-- Exercise directions --
Below is a set of records; restate each one word for word.

§

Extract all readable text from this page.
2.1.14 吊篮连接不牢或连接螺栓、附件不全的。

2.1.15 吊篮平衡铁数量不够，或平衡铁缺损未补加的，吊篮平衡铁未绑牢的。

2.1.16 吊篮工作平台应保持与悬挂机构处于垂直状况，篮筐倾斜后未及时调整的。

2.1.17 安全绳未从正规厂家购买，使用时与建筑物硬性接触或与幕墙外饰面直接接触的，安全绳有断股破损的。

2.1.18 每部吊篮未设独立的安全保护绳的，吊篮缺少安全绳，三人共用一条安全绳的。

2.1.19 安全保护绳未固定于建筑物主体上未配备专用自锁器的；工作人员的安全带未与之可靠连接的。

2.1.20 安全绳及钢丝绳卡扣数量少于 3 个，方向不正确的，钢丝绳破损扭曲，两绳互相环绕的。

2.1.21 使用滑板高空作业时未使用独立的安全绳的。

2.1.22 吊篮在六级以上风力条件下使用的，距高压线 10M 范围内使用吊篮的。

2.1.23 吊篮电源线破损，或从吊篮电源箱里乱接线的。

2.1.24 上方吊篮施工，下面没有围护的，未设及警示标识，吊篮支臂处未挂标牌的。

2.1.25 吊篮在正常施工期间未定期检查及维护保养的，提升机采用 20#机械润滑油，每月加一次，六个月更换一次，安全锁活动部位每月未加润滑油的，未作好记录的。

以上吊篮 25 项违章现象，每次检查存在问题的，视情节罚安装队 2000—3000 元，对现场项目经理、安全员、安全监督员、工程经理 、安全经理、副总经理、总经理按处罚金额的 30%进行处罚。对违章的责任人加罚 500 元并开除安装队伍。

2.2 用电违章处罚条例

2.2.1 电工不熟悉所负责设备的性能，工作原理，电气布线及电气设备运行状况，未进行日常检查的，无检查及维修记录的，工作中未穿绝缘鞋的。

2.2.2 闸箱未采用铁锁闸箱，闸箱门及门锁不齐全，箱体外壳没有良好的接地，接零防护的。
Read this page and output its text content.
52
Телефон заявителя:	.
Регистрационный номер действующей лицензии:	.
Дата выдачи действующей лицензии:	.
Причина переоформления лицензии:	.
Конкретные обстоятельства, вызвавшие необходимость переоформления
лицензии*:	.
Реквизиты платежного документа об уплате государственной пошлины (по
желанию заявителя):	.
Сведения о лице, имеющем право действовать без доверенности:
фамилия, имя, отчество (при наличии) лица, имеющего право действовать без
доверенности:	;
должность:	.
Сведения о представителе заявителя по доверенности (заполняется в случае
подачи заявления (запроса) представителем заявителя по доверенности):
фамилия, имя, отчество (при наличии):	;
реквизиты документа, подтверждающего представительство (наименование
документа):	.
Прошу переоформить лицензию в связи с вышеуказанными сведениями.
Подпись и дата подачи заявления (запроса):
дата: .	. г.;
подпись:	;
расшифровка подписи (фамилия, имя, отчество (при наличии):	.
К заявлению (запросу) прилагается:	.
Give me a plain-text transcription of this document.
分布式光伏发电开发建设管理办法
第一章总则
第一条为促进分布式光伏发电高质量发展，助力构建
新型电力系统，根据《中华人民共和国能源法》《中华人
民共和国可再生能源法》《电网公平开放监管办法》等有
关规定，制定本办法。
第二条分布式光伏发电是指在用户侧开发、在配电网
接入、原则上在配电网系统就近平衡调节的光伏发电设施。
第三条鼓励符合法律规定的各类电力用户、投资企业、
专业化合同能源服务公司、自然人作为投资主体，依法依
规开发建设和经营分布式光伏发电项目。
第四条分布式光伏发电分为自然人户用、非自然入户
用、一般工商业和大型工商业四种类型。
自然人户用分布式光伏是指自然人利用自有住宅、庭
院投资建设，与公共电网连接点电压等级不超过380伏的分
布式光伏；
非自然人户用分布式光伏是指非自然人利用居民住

§

-- Answer in full --
Extract all readable text from this page.
2.1.14 吊篮连接不牢或连接螺栓、附件不全的。

2.1.15 吊篮平衡铁数量不够，或平衡铁缺损未补加的，吊篮平衡铁未绑牢的。

2.1.16 吊篮工作平台应保持与悬挂机构处于垂直状况，篮筐倾斜后未及时调整的。

2.1.17 安全绳未从正规厂家购买，使用时与建筑物硬性接触或与幕墙外饰面直接接触的，安全绳有断股破损的。

2.1.18 每部吊篮未设独立的安全保护绳的，吊篮缺少安全绳，三人共用一条安全绳的。

2.1.19 安全保护绳未固定于建筑物主体上未配备专用自锁器的；工作人员的安全带未与之可靠连接的。

2.1.20 安全绳及钢丝绳卡扣数量少于 3 个，方向不正确的，钢丝绳破损扭曲，两绳互相环绕的。

2.1.21 使用滑板高空作业时未使用独立的安全绳的。

2.1.22 吊篮在六级以上风力条件下使用的，距高压线 10M 范围内使用吊篮的。

2.1.23 吊篮电源线破损，或从吊篮电源箱里乱接线的。

2.1.24 上方吊篮施工，下面没有围护的，未设及警示标识，吊篮支臂处未挂标牌的。

2.1.25 吊篮在正常施工期间未定期检查及维护保养的，提升机采用 20#机械润滑油，每月加一次，六个月更换一次，安全锁活动部位每月未加润滑油的，未作好记录的。

以上吊篮 25 项违章现象，每次检查存在问题的，视情节罚安装队 2000—3000 元，对现场项目经理、安全员、安全监督员、工程经理 、安全经理、副总经理、总经理按处罚金额的 30%进行处罚。对违章的责任人加罚 500 元并开除安装队伍。

2.2 用电违章处罚条例

2.2.1 电工不熟悉所负责设备的性能，工作原理，电气布线及电气设备运行状况，未进行日常检查的，无检查及维修记录的，工作中未穿绝缘鞋的。

2.2.2 闸箱未采用铁锁闸箱，闸箱门及门锁不齐全，箱体外壳没有良好的接地，接零防护的。
Read this page and output its text content.
52
Телефон заявителя:	.
Регистрационный номер действующей лицензии:	.
Дата выдачи действующей лицензии:	.
Причина переоформления лицензии:	.
Конкретные обстоятельства, вызвавшие необходимость переоформления
лицензии*:	.
Реквизиты платежного документа об уплате государственной пошлины (по
желанию заявителя):	.
Сведения о лице, имеющем право действовать без доверенности:
фамилия, имя, отчество (при наличии) лица, имеющего право действовать без
доверенности:	;
должность:	.
Сведения о представителе заявителя по доверенности (заполняется в случае
подачи заявления (запроса) представителем заявителя по доверенности):
фамилия, имя, отчество (при наличии):	;
реквизиты документа, подтверждающего представительство (наименование
документа):	.
Прошу переоформить лицензию в связи с вышеуказанными сведениями.
Подпись и дата подачи заявления (запроса):
дата: .	. г.;
подпись:	;
расшифровка подписи (фамилия, имя, отчество (при наличии):	.
К заявлению (запросу) прилагается:	.
Give me a plain-text transcription of this document.
分布式光伏发电开发建设管理办法
第一章总则
第一条为促进分布式光伏发电高质量发展，助力构建
新型电力系统，根据《中华人民共和国能源法》《中华人
民共和国可再生能源法》《电网公平开放监管办法》等有
关规定，制定本办法。
第二条分布式光伏发电是指在用户侧开发、在配电网
接入、原则上在配电网系统就近平衡调节的光伏发电设施。
第三条鼓励符合法律规定的各类电力用户、投资企业、
专业化合同能源服务公司、自然人作为投资主体，依法依
规开发建设和经营分布式光伏发电项目。
第四条分布式光伏发电分为自然人户用、非自然入户
用、一般工商业和大型工商业四种类型。
自然人户用分布式光伏是指自然人利用自有住宅、庭
院投资建设，与公共电网连接点电压等级不超过380伏的分
布式光伏；
非自然人户用分布式光伏是指非自然人利用居民住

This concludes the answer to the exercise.